▶ **WHAT THE TASK ASKS**
Give the listing again character for character, but drop the images.
— start SOURCE MATERIAL —
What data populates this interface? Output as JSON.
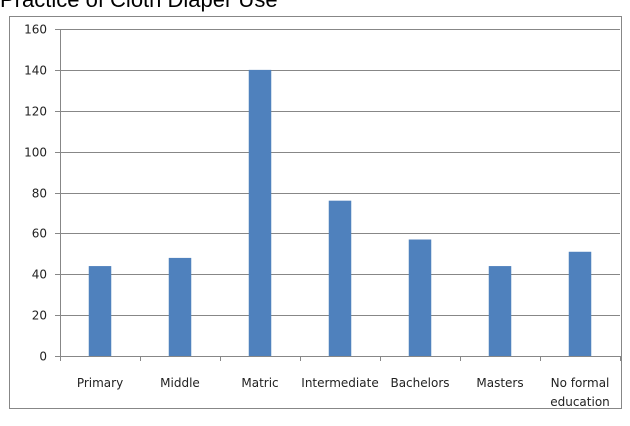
{
  "chart_data": {
    "type": "bar",
    "title": "Practice of Cloth Diaper Use",
    "categories": [
      [
        "Primary"
      ],
      [
        "Middle"
      ],
      [
        "Matric"
      ],
      [
        "Intermediate"
      ],
      [
        "Bachelors"
      ],
      [
        "Masters"
      ],
      [
        "No formal",
        "education"
      ]
    ],
    "values": [
      44,
      48,
      140,
      76,
      57,
      44,
      51
    ],
    "yticks": [
      0,
      20,
      40,
      60,
      80,
      100,
      120,
      140,
      160
    ],
    "ylim": [
      0,
      160
    ],
    "xlabel": "",
    "ylabel": "",
    "grid": true,
    "legend": "none",
    "colors": {
      "bar": "#4f81bd",
      "grid": "#878787",
      "axis": "#878787",
      "frame": "#878787"
    }
  }
}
— end SOURCE MATERIAL —
▶ **EXERCISE RESULT**
What data populates this interface? Output as JSON.
{
  "chart_data": {
    "type": "bar",
    "title": "Practice of Cloth Diaper Use",
    "categories": [
      [
        "Primary"
      ],
      [
        "Middle"
      ],
      [
        "Matric"
      ],
      [
        "Intermediate"
      ],
      [
        "Bachelors"
      ],
      [
        "Masters"
      ],
      [
        "No formal",
        "education"
      ]
    ],
    "values": [
      44,
      48,
      140,
      76,
      57,
      44,
      51
    ],
    "yticks": [
      0,
      20,
      40,
      60,
      80,
      100,
      120,
      140,
      160
    ],
    "ylim": [
      0,
      160
    ],
    "xlabel": "",
    "ylabel": "",
    "grid": true,
    "legend": "none",
    "colors": {
      "bar": "#4f81bd",
      "grid": "#878787",
      "axis": "#878787",
      "frame": "#878787"
    }
  }
}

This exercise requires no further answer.